TEXTE ÉTUDIÉ:
WONDER WOMAN 80 ANS

Wonder Woman 75th anniversary special + Wonder Woman Annual #1 + Wonder Woman #750 – Etats-Unis – 2016 / 2020
Genre : Super-héros
Scénaristes et Illustrateurs : Collectif
Nombre de pages : 248
Éditeur : Urban Comics
Date de Sortie : 10 juillet 2020
LE PITCH
Depuis 80 ans, Wonder Woman est l’icône de la femme moderne, forte et indépendante. Cet ouvrage reprend les épisodes les plus marquants de la guerrière amazone, servis par les plus grands artistes du comics qui lui rendent un bel hommage.
Happy Birthday to Youuuuu
Il parait qu’il est malpoli d’exposer l’âge des femmes. Mais lorsqu’on atteint aussi fièrement les 80 printemps et que l’on affiche la même forme olympique, il serait dommage d’avoir des excès de pudeur. Toujours aussi belle, toujours aussi fière, plus puissante que jamais Wonder Woman se paye une anthologie anniversaire bien méritée.

CONSIGNE: Poursuivez la critique de l'anthologie « Wonder Woman 80 ans » à partir de sa dernière phrase.

(Enregistrements conservés)

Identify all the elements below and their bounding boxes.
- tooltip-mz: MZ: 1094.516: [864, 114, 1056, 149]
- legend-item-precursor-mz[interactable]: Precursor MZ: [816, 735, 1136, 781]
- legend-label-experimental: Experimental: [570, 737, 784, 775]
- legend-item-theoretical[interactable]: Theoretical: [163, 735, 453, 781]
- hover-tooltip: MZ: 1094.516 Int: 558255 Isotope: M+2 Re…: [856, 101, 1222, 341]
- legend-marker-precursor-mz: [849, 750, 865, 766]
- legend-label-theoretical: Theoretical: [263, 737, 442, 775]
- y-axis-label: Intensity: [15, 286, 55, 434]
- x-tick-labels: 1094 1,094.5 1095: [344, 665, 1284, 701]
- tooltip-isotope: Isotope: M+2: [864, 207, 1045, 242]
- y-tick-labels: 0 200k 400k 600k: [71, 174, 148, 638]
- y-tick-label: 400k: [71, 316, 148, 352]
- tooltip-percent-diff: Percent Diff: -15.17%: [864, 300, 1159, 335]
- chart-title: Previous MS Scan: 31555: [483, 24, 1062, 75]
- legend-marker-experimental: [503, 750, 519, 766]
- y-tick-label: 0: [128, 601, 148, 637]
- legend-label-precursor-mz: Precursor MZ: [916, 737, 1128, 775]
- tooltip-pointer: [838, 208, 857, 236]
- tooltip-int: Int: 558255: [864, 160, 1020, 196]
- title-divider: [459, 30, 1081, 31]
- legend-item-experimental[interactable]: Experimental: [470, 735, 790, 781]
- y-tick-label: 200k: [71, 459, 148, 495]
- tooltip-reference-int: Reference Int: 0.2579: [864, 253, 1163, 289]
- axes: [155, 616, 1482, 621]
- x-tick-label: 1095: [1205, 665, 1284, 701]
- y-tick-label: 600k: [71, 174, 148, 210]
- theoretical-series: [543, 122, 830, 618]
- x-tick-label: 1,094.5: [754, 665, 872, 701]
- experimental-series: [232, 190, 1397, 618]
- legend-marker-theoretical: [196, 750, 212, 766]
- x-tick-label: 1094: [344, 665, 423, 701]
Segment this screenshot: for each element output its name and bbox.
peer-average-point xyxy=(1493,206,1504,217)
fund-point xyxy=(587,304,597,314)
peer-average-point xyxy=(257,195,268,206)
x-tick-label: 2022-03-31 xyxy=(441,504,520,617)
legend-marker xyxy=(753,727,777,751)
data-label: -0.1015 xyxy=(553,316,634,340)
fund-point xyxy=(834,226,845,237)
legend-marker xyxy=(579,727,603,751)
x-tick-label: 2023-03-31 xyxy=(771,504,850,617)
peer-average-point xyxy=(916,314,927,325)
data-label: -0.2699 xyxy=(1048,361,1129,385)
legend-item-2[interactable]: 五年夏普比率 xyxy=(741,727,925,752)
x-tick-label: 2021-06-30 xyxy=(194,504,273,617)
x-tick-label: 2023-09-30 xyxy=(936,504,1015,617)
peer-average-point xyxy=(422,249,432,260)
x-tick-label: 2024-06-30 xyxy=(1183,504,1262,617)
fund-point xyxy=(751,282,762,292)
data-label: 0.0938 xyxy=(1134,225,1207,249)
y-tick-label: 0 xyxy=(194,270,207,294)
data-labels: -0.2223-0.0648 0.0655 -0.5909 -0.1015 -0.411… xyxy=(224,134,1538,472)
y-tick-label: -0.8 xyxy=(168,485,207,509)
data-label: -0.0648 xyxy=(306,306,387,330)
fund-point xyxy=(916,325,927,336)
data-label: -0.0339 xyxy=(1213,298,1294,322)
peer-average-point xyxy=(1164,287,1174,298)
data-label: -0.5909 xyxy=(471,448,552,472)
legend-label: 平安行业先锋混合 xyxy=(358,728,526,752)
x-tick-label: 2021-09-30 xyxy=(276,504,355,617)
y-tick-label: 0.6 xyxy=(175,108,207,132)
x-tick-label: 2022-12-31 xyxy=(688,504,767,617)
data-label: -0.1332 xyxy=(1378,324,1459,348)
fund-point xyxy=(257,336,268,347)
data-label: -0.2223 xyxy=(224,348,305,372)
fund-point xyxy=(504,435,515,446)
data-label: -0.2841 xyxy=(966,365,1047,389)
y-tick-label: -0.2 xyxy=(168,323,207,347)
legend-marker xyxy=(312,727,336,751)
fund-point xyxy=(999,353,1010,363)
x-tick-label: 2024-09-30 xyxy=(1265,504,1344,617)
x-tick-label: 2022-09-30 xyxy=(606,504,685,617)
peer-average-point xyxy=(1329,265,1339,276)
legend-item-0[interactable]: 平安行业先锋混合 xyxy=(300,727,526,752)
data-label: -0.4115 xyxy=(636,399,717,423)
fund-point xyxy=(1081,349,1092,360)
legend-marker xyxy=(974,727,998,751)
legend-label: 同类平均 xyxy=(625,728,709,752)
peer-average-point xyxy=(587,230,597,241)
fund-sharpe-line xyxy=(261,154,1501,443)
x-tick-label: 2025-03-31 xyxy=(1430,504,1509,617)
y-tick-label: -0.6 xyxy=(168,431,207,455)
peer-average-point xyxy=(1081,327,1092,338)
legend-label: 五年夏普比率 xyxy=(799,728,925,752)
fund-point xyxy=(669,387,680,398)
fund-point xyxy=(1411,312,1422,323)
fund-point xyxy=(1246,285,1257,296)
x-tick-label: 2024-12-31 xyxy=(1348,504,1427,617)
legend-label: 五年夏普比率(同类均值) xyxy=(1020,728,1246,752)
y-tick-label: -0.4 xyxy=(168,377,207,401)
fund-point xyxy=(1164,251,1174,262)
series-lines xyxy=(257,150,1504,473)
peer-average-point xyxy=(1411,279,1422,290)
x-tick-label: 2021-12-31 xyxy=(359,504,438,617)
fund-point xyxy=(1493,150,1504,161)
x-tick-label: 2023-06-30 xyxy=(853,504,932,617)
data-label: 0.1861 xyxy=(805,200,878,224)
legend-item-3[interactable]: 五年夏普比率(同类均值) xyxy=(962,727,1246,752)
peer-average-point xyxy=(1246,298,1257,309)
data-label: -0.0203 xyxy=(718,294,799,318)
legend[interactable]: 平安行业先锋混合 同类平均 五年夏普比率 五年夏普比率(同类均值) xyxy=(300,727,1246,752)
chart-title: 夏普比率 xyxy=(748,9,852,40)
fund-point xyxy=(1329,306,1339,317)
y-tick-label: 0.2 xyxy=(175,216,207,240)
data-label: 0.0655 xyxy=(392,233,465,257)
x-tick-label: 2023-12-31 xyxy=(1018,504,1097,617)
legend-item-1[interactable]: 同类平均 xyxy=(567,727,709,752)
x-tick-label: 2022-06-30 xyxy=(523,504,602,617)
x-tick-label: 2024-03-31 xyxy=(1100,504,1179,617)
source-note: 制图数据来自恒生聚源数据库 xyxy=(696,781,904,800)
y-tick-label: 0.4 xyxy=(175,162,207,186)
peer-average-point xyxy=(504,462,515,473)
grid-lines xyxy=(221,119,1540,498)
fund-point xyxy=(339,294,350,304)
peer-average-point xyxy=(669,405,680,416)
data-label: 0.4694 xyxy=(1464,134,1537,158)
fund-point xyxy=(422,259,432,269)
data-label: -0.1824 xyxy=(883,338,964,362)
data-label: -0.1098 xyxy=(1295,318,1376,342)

RÉPONSE:
Si on chipote un peu, ce n’est en vérité que l’année prochaine que madame Diana Prince soufflera véritablement ses bougies. Mais comme madame a plus que jamais le vent en poupe avec un second long métrage particulièrement attendu et une aura qui rejoint très naturellement les nombreuses revendications féministes médiatisées ces derniers mois, l’occasion pour Urban était trop belle. Surtout que traînait dans leurs dossiers trois numéros anthologiques concoctés par les meilleurs auteurs et artistes de DC Comics. Un certain Wonder Woman 75th Anniversary Special publié aux USA en 2016, le premier Annual de la Wonder Woman mode Rebirth et enfin un tout aussi évènementiel Wonder Woman #750, le tout atteignant tranquillement la vingtaine d’histoires entre quatre et dix pages, le tout largement agrémenté de Pin-up invoquant les talents de Jim Lee, George Perez, Nicola Scott, Adam Hugues, Alex Ross et plein d’autres. Un programme chargé qui n’a cependant pas la vocation à construire un portrait de l’amazone à travers le temps, d’effectuer un résumé complet de sa destinée éditoriale et de cerner les grandes phases de sa carrière comme avait pu le faire le volume noir Wonder Woman Anthologie publié en France en 2016.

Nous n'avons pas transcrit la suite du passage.